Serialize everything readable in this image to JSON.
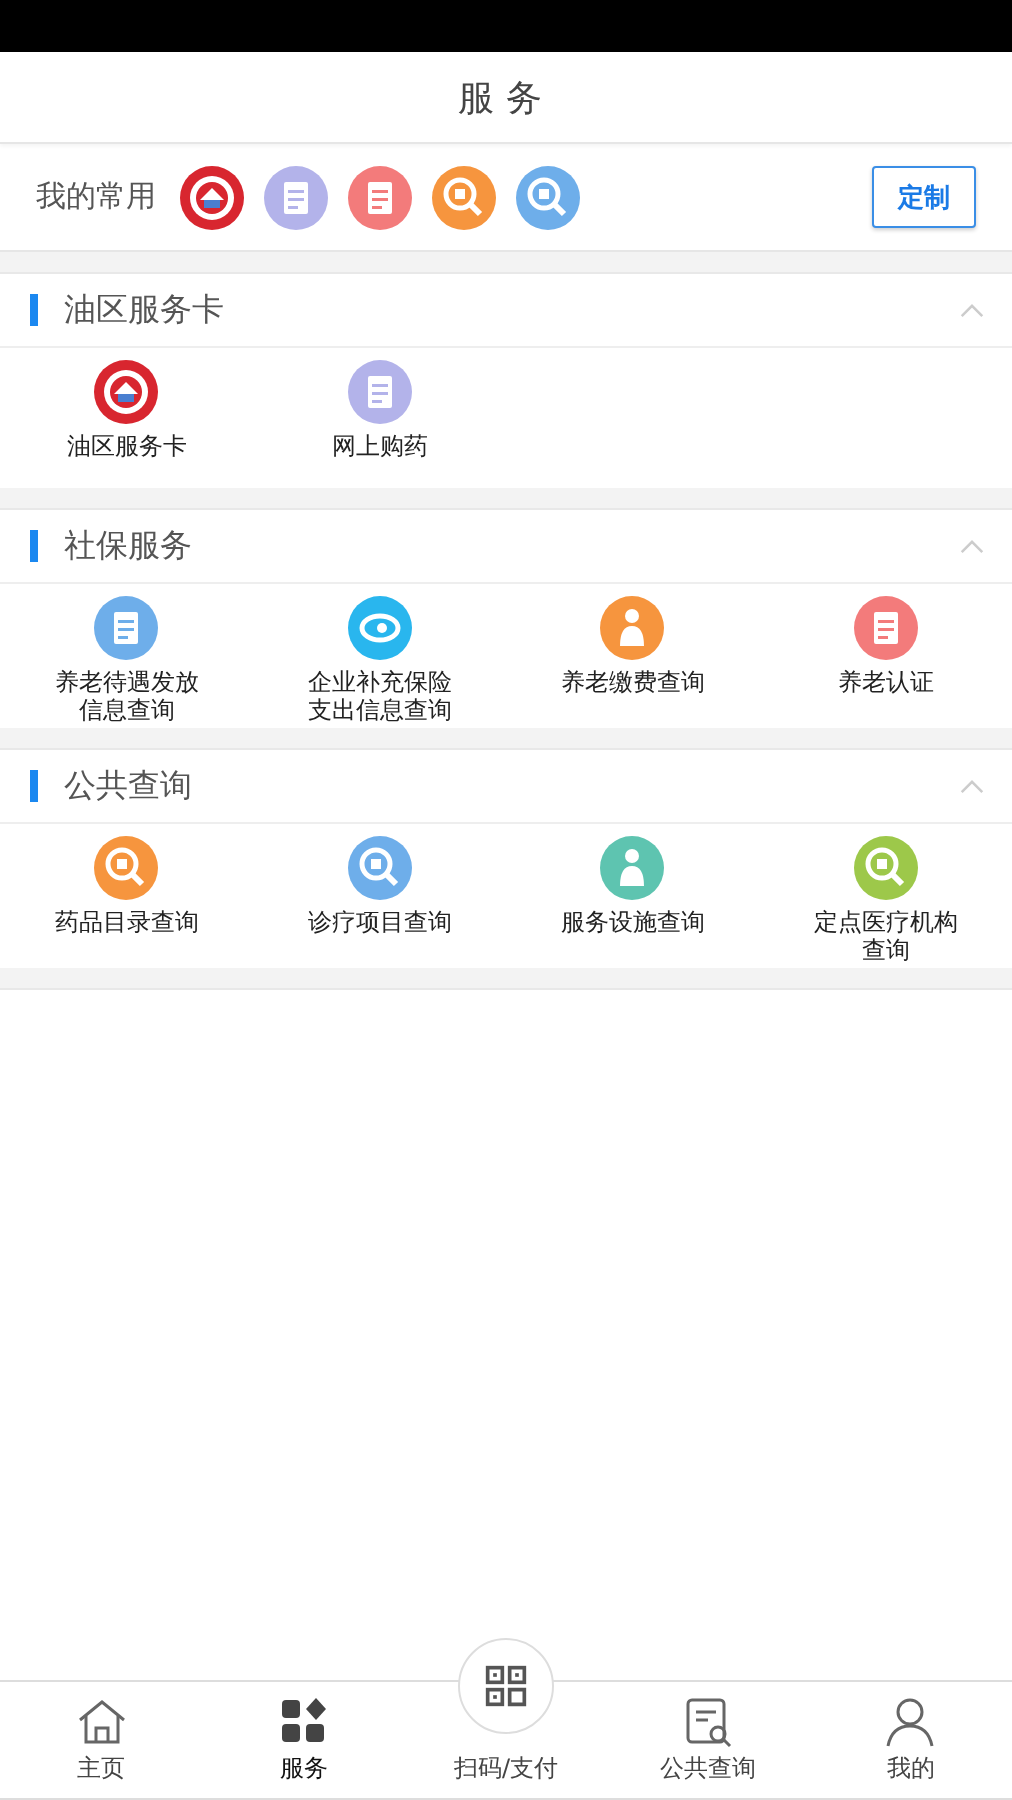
{
  "header": {
    "title": "服务"
  },
  "favorites": {
    "label": "我的常用",
    "icons": [
      {
        "kind": "emblem",
        "color": "#d8262f"
      },
      {
        "kind": "doc",
        "color": "#b3b3ea"
      },
      {
        "kind": "doc",
        "color": "#f37b7b"
      },
      {
        "kind": "search",
        "color": "#f6953e"
      },
      {
        "kind": "search",
        "color": "#6eaeea"
      }
    ],
    "button": "定制"
  },
  "sections": [
    {
      "title": "油区服务卡",
      "expanded": true,
      "items": [
        {
          "label": "油区服务卡",
          "kind": "emblem",
          "color": "#d8262f"
        },
        {
          "label": "网上购药",
          "kind": "doc",
          "color": "#b3b3ea"
        }
      ]
    },
    {
      "title": "社保服务",
      "expanded": true,
      "items": [
        {
          "label": "养老待遇发放信息查询",
          "kind": "doc",
          "color": "#6eaeea"
        },
        {
          "label": "企业补充保险支出信息查询",
          "kind": "ring",
          "color": "#29b6ee"
        },
        {
          "label": "养老缴费查询",
          "kind": "person",
          "color": "#f6953e"
        },
        {
          "label": "养老认证",
          "kind": "doc",
          "color": "#f37b7b"
        }
      ]
    },
    {
      "title": "公共查询",
      "expanded": true,
      "items": [
        {
          "label": "药品目录查询",
          "kind": "search",
          "color": "#f6953e"
        },
        {
          "label": "诊疗项目查询",
          "kind": "search",
          "color": "#6eaeea"
        },
        {
          "label": "服务设施查询",
          "kind": "person",
          "color": "#5ec4b0"
        },
        {
          "label": "定点医疗机构查询",
          "kind": "search",
          "color": "#9dc84a"
        }
      ]
    }
  ],
  "tabbar": [
    {
      "label": "主页",
      "kind": "home",
      "selected": false
    },
    {
      "label": "服务",
      "kind": "grid",
      "selected": true
    },
    {
      "label": "扫码/支付",
      "kind": "qr",
      "selected": false
    },
    {
      "label": "公共查询",
      "kind": "query",
      "selected": false
    },
    {
      "label": "我的",
      "kind": "user",
      "selected": false
    }
  ]
}
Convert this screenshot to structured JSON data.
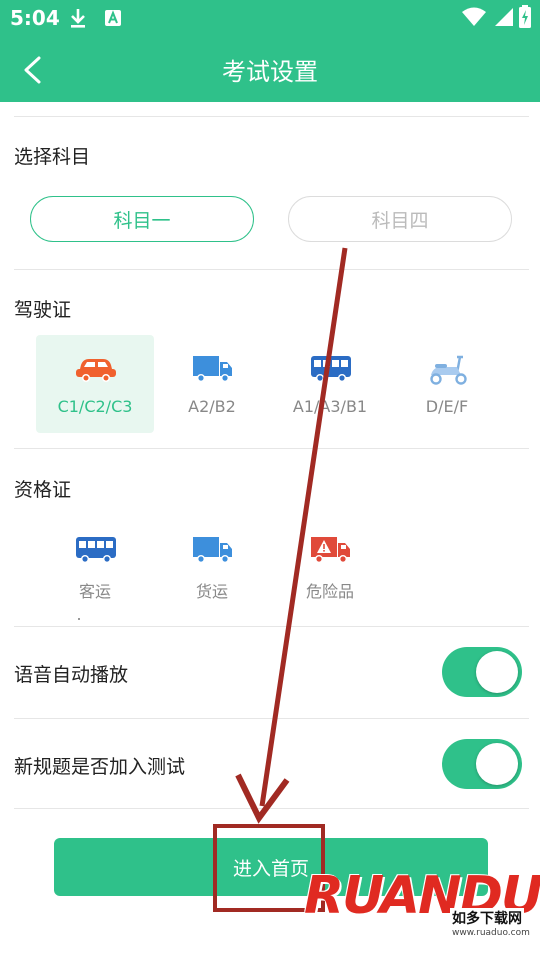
{
  "status": {
    "time": "5:04"
  },
  "header": {
    "title": "考试设置"
  },
  "subject": {
    "title": "选择科目",
    "options": [
      {
        "label": "科目一",
        "selected": true
      },
      {
        "label": "科目四",
        "selected": false
      }
    ]
  },
  "license": {
    "title": "驾驶证",
    "items": [
      {
        "label": "C1/C2/C3",
        "icon": "car-icon",
        "selected": true
      },
      {
        "label": "A2/B2",
        "icon": "truck-icon",
        "selected": false
      },
      {
        "label": "A1/A3/B1",
        "icon": "bus-icon",
        "selected": false
      },
      {
        "label": "D/E/F",
        "icon": "scooter-icon",
        "selected": false
      }
    ]
  },
  "qualification": {
    "title": "资格证",
    "items": [
      {
        "label": "客运",
        "icon": "bus-icon"
      },
      {
        "label": "货运",
        "icon": "truck-icon"
      },
      {
        "label": "危险品",
        "icon": "hazmat-truck-icon"
      }
    ]
  },
  "settings": {
    "voice_autoplay": {
      "label": "语音自动播放",
      "on": true
    },
    "new_rules": {
      "label": "新规题是否加入测试",
      "on": true
    }
  },
  "enter_button": {
    "label": "进入首页"
  },
  "watermark": {
    "logo": "RUANDUO",
    "cn": "如多下载网",
    "url": "www.ruaduo.com"
  },
  "colors": {
    "accent": "#2fc18a",
    "annotation": "#a12a23",
    "car": "#f0612e",
    "vehicle_blue": "#3d8fdc"
  }
}
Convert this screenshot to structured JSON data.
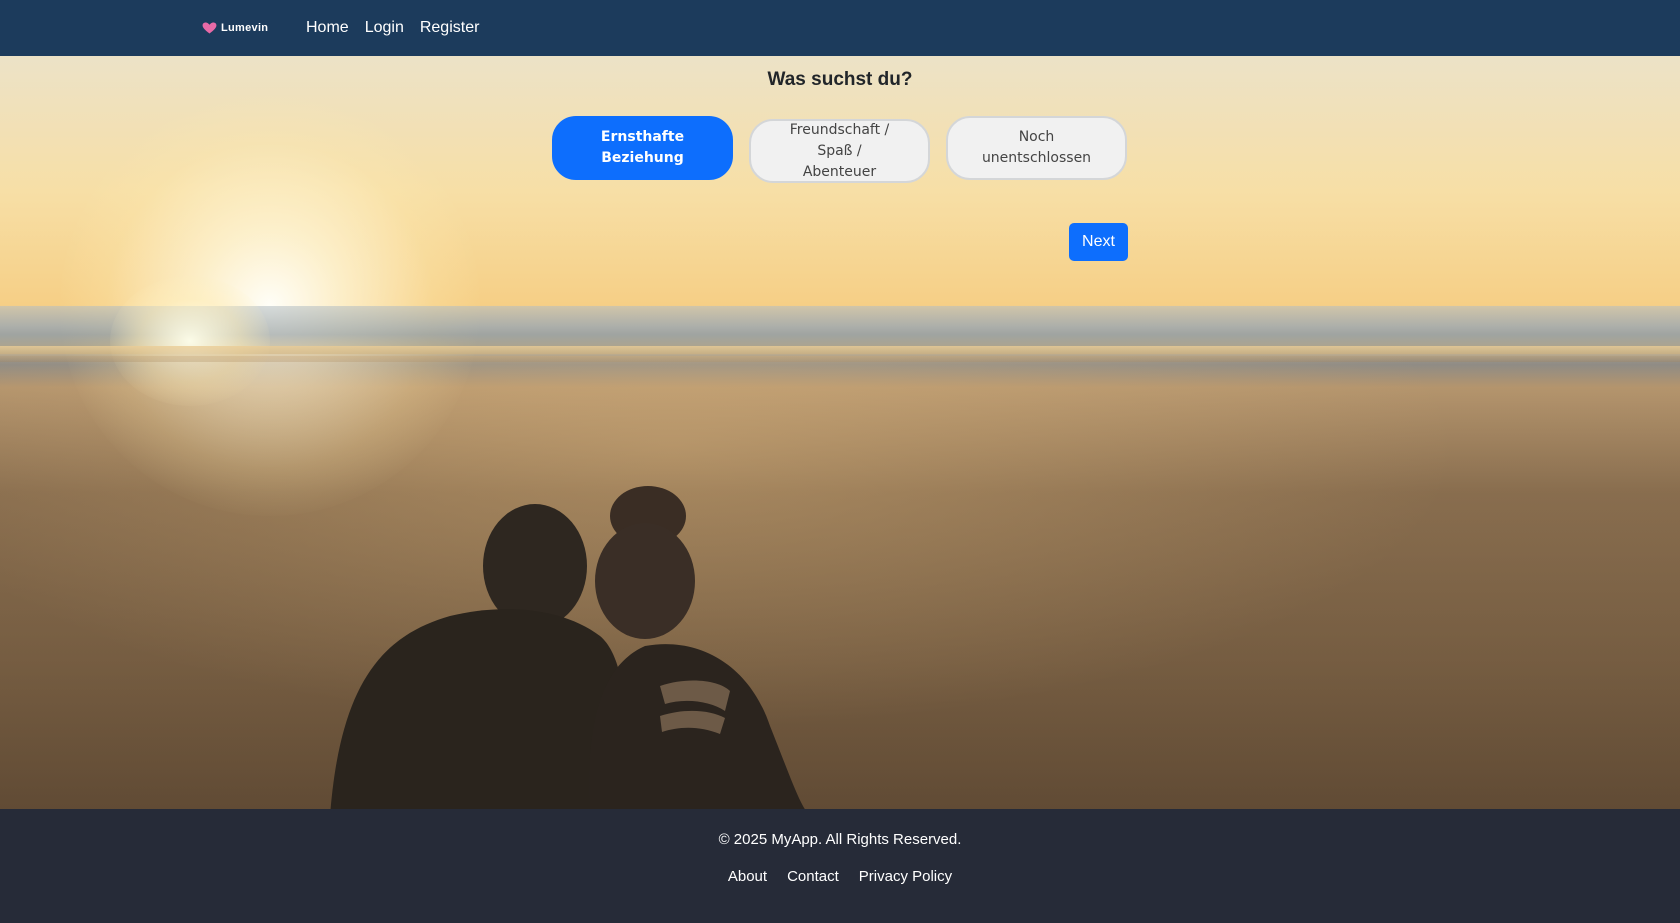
{
  "navbar": {
    "brand": "Lumevin",
    "links": [
      "Home",
      "Login",
      "Register"
    ]
  },
  "main": {
    "question": "Was suchst du?",
    "options": [
      {
        "label_lines": [
          "Ernsthafte",
          "Beziehung"
        ],
        "selected": true
      },
      {
        "label_lines": [
          "Freundschaft /",
          "Spaß /",
          "Abenteuer"
        ],
        "selected": false
      },
      {
        "label_lines": [
          "Noch",
          "unentschlossen"
        ],
        "selected": false
      }
    ],
    "next_label": "Next"
  },
  "footer": {
    "copyright": "© 2025 MyApp. All Rights Reserved.",
    "links": [
      "About",
      "Contact",
      "Privacy Policy"
    ]
  },
  "colors": {
    "navbar_bg": "#1c3b5c",
    "primary": "#0d6efd",
    "footer_bg": "#262b38",
    "brand_heart": "#e86aa7"
  },
  "icons": {
    "brand_icon": "heart-icon"
  }
}
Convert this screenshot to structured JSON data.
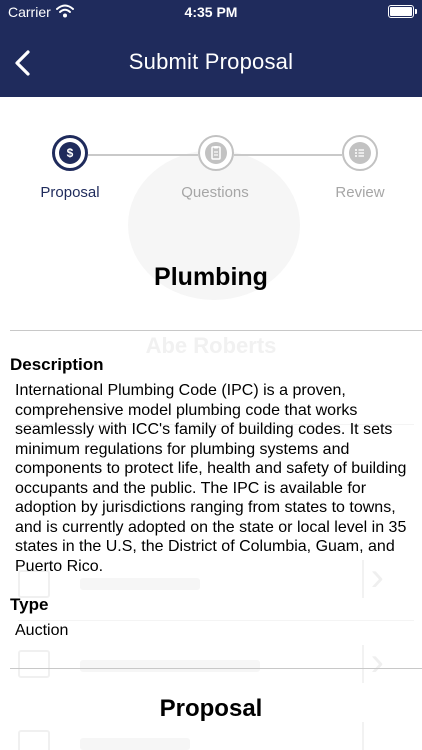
{
  "status_bar": {
    "carrier": "Carrier",
    "time": "4:35 PM",
    "wifi_icon": "wifi-icon",
    "battery_icon": "battery-icon"
  },
  "nav": {
    "title": "Submit Proposal",
    "back_icon": "chevron-left-icon"
  },
  "stepper": {
    "steps": [
      {
        "label": "Proposal",
        "icon": "dollar-icon",
        "state": "active"
      },
      {
        "label": "Questions",
        "icon": "clipboard-icon",
        "state": "inactive"
      },
      {
        "label": "Review",
        "icon": "list-icon",
        "state": "inactive"
      }
    ],
    "active_color": "#1f2b5c",
    "inactive_color": "#c2c2c2"
  },
  "content": {
    "subject_title": "Plumbing",
    "description_heading": "Description",
    "description_text": "International Plumbing Code (IPC) is a proven, comprehensive model plumbing code that works seamlessly with ICC's family of building codes. It sets minimum regulations for plumbing systems and components to protect life, health and safety of building occupants and the public. The IPC is available for adoption by jurisdictions ranging from states to towns, and is currently adopted on the state or local level in 35 states in the U.S, the District of Columbia, Guam, and Puerto Rico.",
    "type_heading": "Type",
    "type_value": "Auction",
    "proposal_heading": "Proposal"
  },
  "background_ghost": {
    "name": "Abe Roberts"
  },
  "colors": {
    "header": "#1f2b5c",
    "divider": "#c8c8c8"
  }
}
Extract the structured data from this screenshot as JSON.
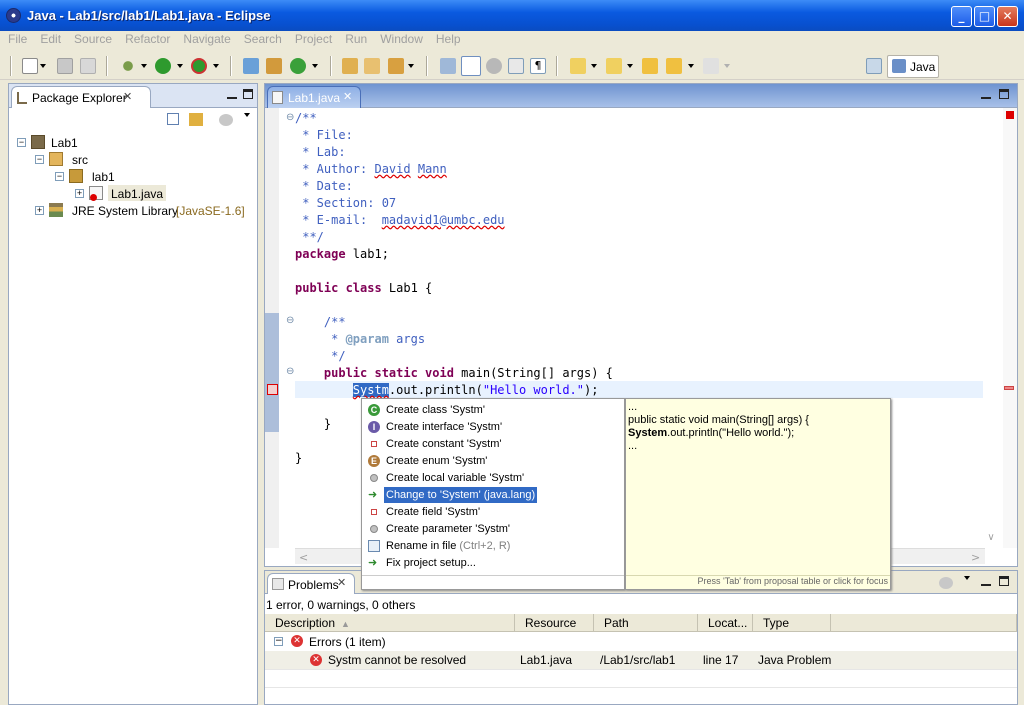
{
  "window": {
    "title": "Java - Lab1/src/lab1/Lab1.java - Eclipse"
  },
  "menu": [
    "File",
    "Edit",
    "Source",
    "Refactor",
    "Navigate",
    "Search",
    "Project",
    "Run",
    "Window",
    "Help"
  ],
  "perspective": {
    "label": "Java"
  },
  "package_explorer": {
    "tab_label": "Package Explorer",
    "tree": [
      {
        "label": "Lab1",
        "icon": "java-project-icon"
      },
      {
        "label": "src",
        "icon": "package-folder-icon"
      },
      {
        "label": "lab1",
        "icon": "package-icon"
      },
      {
        "label": "Lab1.java",
        "icon": "java-file-error-icon"
      },
      {
        "label": "JRE System Library",
        "suffix": "[JavaSE-1.6]",
        "icon": "library-icon"
      }
    ]
  },
  "editor": {
    "tab_label": "Lab1.java",
    "lines": [
      "/**",
      " * File:",
      " * Lab:",
      " * Author: David Mann",
      " * Date:",
      " * Section: 07",
      " * E-mail:  madavid1@umbc.edu",
      " **/",
      "package lab1;",
      "",
      "public class Lab1 {",
      "",
      "    /**",
      "     * @param args",
      "     */",
      "    public static void main(String[] args) {",
      "        Systm.out.println(\"Hello world.\");",
      "",
      "    }",
      "",
      "}"
    ]
  },
  "quick_fix": {
    "proposals": [
      {
        "label": "Create class 'Systm'",
        "icon": "class-icon"
      },
      {
        "label": "Create interface 'Systm'",
        "icon": "interface-icon"
      },
      {
        "label": "Create constant 'Systm'",
        "icon": "constant-icon"
      },
      {
        "label": "Create enum 'Systm'",
        "icon": "enum-icon"
      },
      {
        "label": "Create local variable 'Systm'",
        "icon": "local-variable-icon"
      },
      {
        "label": "Change to 'System' (java.lang)",
        "icon": "change-icon",
        "selected": true
      },
      {
        "label": "Create field 'Systm'",
        "icon": "field-icon"
      },
      {
        "label": "Create parameter 'Systm'",
        "icon": "parameter-icon"
      },
      {
        "label": "Rename in file",
        "shortcut": "(Ctrl+2, R)",
        "icon": "rename-icon"
      },
      {
        "label": "Fix project setup...",
        "icon": "fix-setup-icon"
      }
    ],
    "details": {
      "line1": "...",
      "line2": "public static void main(String[] args) {",
      "line3_bold": "System",
      "line3_rest": ".out.println(\"Hello world.\");",
      "line4": "...",
      "footer": "Press 'Tab' from proposal table or click for focus"
    }
  },
  "problems": {
    "tab_label": "Problems",
    "summary": "1 error, 0 warnings, 0 others",
    "columns": [
      "Description",
      "Resource",
      "Path",
      "Locat...",
      "Type"
    ],
    "group": "Errors (1 item)",
    "rows": [
      {
        "description": "Systm cannot be resolved",
        "resource": "Lab1.java",
        "path": "/Lab1/src/lab1",
        "location": "line 17",
        "type": "Java Problem"
      }
    ]
  }
}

----------------

=== REQUIREMENT ===
Go through the listing above and work out how many lines contain the string "Create". Reply with the number alone.

=== EXERCISE ANSWER ===
7